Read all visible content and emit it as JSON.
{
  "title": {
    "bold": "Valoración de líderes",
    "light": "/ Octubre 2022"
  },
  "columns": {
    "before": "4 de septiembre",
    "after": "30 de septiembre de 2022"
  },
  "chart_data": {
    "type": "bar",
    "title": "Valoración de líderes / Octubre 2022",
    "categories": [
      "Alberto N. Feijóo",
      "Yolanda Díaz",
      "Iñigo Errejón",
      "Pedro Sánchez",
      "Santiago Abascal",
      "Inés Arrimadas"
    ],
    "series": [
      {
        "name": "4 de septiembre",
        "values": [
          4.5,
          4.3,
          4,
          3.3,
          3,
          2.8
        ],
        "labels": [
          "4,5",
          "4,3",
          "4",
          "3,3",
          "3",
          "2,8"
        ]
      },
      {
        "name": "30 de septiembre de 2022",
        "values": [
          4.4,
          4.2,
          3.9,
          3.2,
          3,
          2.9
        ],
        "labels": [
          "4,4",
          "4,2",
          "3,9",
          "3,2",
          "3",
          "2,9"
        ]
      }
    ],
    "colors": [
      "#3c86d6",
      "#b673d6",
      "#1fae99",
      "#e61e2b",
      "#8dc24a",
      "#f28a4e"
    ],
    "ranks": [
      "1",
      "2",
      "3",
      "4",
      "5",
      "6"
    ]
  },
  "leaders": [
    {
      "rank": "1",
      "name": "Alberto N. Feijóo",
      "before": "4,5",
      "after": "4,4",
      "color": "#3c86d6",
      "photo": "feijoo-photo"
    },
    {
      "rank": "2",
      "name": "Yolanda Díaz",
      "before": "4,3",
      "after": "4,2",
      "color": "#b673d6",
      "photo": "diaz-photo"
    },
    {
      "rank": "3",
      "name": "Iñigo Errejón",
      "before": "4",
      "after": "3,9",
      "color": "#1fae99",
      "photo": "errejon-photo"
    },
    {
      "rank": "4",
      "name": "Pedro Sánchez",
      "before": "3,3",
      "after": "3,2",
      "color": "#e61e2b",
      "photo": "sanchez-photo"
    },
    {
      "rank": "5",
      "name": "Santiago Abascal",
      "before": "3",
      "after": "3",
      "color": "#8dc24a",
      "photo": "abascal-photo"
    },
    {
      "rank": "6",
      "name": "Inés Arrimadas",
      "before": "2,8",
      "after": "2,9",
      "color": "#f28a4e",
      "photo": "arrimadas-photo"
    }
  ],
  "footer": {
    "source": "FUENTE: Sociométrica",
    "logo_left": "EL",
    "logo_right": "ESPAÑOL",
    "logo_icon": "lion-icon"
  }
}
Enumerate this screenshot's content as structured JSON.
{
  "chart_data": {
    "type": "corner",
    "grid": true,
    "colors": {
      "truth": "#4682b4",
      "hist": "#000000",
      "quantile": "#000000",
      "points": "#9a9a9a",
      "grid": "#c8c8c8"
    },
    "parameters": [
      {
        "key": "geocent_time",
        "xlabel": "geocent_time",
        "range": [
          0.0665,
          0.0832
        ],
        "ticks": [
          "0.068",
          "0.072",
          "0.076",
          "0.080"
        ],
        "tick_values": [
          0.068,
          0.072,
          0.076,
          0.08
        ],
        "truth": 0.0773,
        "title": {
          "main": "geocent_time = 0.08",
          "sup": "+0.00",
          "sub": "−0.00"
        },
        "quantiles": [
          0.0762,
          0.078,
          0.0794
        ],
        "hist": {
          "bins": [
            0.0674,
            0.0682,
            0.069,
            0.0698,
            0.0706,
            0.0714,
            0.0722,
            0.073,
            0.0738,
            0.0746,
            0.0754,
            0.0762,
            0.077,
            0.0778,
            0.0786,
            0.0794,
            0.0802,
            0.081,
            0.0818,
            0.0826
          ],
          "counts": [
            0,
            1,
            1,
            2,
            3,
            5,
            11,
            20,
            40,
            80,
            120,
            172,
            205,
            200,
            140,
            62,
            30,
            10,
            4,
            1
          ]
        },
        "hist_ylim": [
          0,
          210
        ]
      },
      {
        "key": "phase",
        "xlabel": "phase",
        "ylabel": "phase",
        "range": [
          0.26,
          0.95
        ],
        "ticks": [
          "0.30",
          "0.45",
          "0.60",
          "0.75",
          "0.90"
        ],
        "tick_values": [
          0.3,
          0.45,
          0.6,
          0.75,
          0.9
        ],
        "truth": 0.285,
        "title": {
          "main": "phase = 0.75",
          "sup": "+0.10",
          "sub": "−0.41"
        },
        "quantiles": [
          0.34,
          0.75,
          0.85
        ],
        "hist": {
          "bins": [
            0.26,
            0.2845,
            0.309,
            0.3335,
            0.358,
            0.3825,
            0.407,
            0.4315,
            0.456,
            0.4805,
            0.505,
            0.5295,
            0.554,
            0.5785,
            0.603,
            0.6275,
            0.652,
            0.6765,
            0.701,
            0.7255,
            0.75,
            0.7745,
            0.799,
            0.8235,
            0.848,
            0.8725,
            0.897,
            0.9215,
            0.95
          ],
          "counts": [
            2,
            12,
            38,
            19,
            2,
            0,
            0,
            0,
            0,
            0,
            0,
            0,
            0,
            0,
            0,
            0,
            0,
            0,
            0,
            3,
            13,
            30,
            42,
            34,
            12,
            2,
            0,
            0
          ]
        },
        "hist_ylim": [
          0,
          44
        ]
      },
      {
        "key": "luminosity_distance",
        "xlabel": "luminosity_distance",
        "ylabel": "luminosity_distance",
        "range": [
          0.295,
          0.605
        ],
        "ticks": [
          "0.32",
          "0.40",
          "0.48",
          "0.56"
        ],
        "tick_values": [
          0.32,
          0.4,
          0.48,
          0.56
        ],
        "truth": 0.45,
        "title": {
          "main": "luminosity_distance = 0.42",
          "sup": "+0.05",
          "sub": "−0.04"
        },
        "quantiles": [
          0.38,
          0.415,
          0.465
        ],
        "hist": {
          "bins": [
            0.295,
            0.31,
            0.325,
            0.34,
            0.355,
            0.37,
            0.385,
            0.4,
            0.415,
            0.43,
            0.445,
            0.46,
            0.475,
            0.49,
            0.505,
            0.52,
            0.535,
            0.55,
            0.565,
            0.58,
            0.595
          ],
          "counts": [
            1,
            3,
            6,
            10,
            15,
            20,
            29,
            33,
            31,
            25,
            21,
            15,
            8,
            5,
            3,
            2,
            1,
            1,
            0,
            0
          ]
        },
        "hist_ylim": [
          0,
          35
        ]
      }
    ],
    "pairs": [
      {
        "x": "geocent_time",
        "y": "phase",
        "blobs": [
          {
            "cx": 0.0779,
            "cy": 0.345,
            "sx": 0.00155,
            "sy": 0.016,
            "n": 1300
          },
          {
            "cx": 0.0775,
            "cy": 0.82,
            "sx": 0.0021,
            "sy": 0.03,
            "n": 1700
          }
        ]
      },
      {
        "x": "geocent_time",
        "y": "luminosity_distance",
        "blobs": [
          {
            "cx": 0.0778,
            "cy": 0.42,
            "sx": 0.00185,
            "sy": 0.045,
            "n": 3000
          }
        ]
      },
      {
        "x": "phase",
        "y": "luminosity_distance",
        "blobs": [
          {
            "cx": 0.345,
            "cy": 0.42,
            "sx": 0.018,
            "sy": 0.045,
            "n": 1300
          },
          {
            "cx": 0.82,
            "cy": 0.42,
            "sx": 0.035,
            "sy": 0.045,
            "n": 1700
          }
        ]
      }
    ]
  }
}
-------------------------
**WHAT THE EXERCISE ASKS:**
Locate the string "before" in the listing above and copy every line where it occurs.

**EXPECTED OUTPUT:**
    "before": "4 de septiembre",
      "before": "4,5",
      "before": "4,3",
      "before": "4",
      "before": "3,3",
      "before": "3",
      "before": "2,8",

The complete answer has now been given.